= Task requirements =
Every entry below should be repeated exactly; the pictures should not.

● ● ● ● ● ● ●

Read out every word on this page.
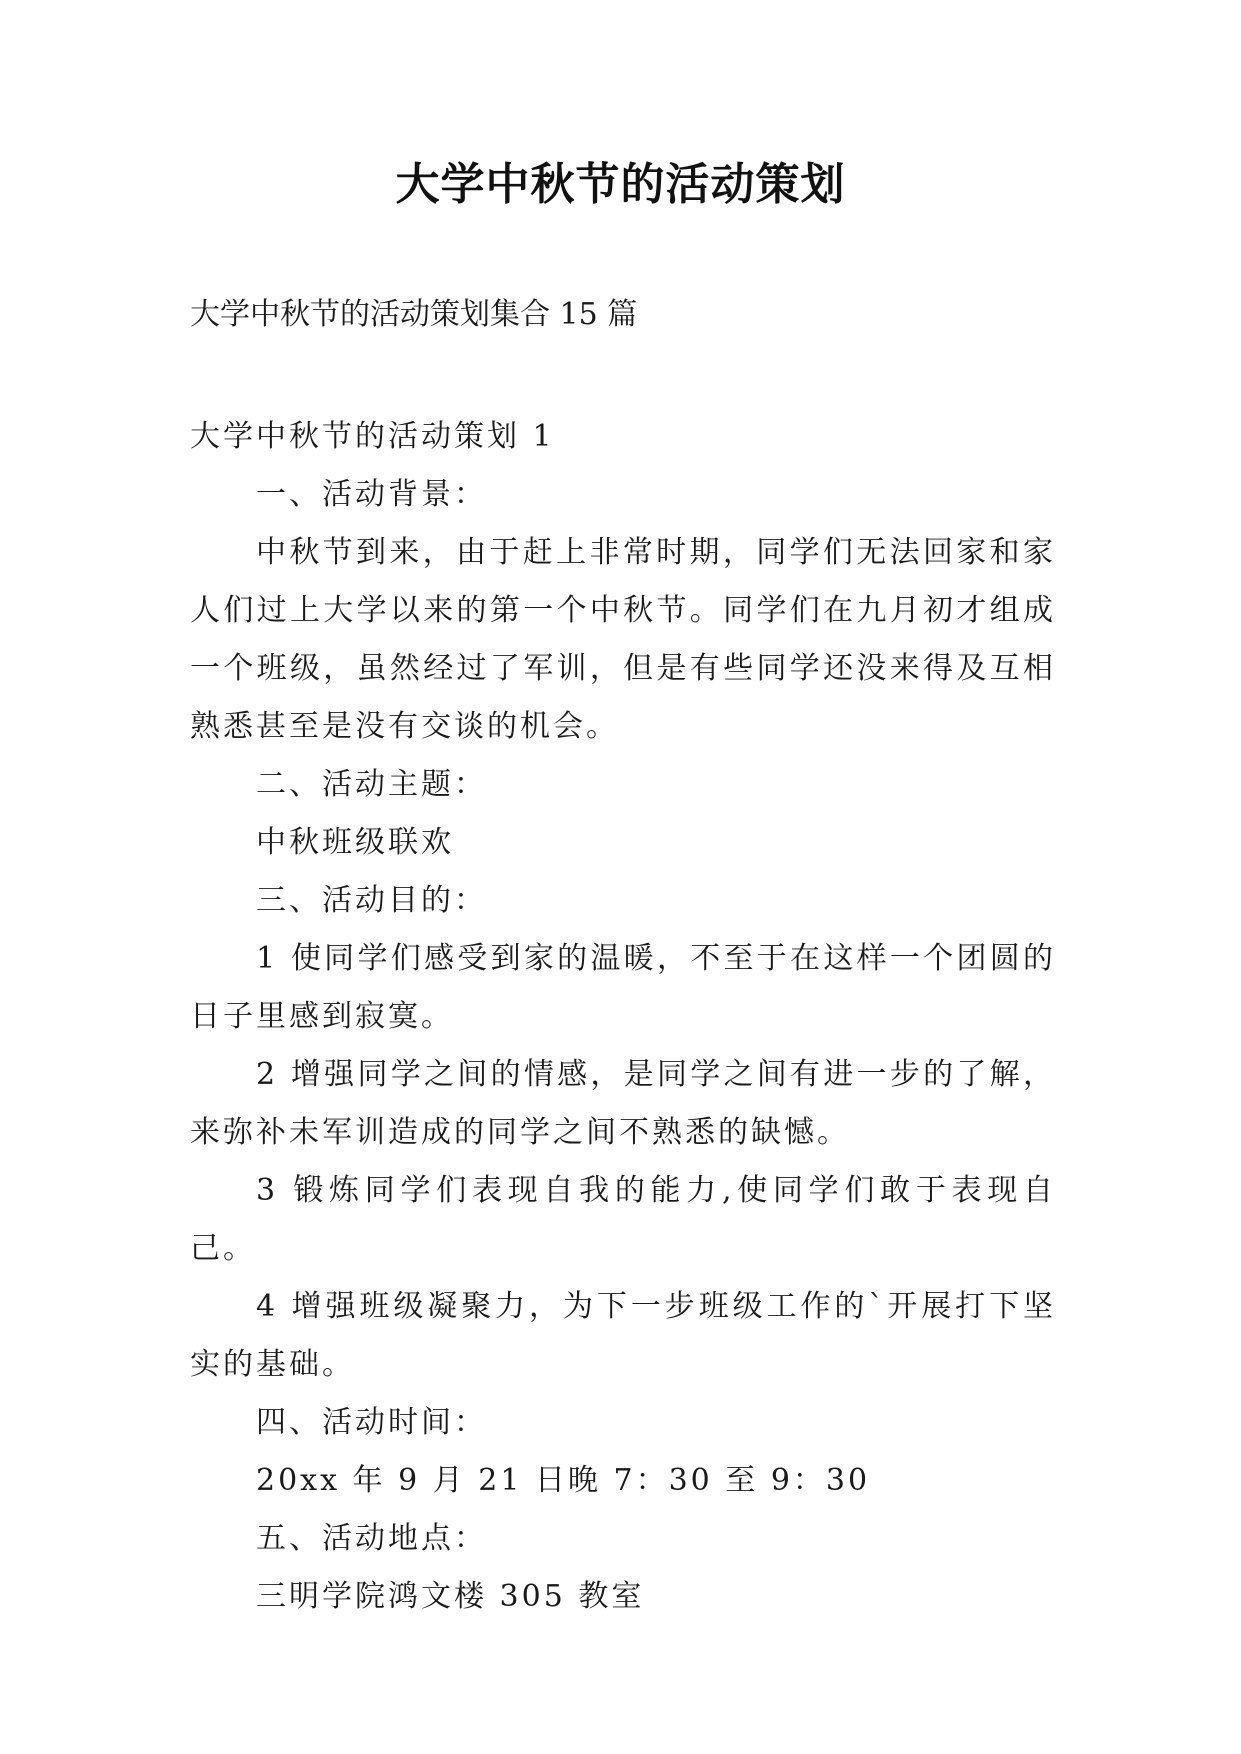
大学中秋节的活动策划
大学中秋节的活动策划集合 15 篇

大学中秋节的活动策划 1

一、活动背景：

中秋节到来，由于赶上非常时期，同学们无法回家和家人们过上大学以来的第一个中秋节。同学们在九月初才组成一个班级，虽然经过了军训，但是有些同学还没来得及互相熟悉甚至是没有交谈的机会。

二、活动主题：

中秋班级联欢

三、活动目的：

1 使同学们感受到家的温暖，不至于在这样一个团圆的日子里感到寂寞。

2 增强同学之间的情感，是同学之间有进一步的了解，来弥补未军训造成的同学之间不熟悉的缺憾。

3 锻炼同学们表现自我的能力,使同学们敢于表现自己。

4 增强班级凝聚力，为下一步班级工作的`开展打下坚实的基础。

四、活动时间：

20xx 年 9 月 21 日晚 7：30 至 9：30

五、活动地点：

三明学院鸿文楼 305 教室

● ● ● ● ● ● ●

= The solution =
Read out every word on this page.
大学中秋节的活动策划
大学中秋节的活动策划集合 15 篇

大学中秋节的活动策划 1

一、活动背景：

中秋节到来，由于赶上非常时期，同学们无法回家和家人们过上大学以来的第一个中秋节。同学们在九月初才组成一个班级，虽然经过了军训，但是有些同学还没来得及互相熟悉甚至是没有交谈的机会。

二、活动主题：

中秋班级联欢

三、活动目的：

1 使同学们感受到家的温暖，不至于在这样一个团圆的日子里感到寂寞。

2 增强同学之间的情感，是同学之间有进一步的了解，来弥补未军训造成的同学之间不熟悉的缺憾。

3 锻炼同学们表现自我的能力,使同学们敢于表现自己。

4 增强班级凝聚力，为下一步班级工作的`开展打下坚实的基础。

四、活动时间：

20xx 年 9 月 21 日晚 7：30 至 9：30

五、活动地点：

三明学院鸿文楼 305 教室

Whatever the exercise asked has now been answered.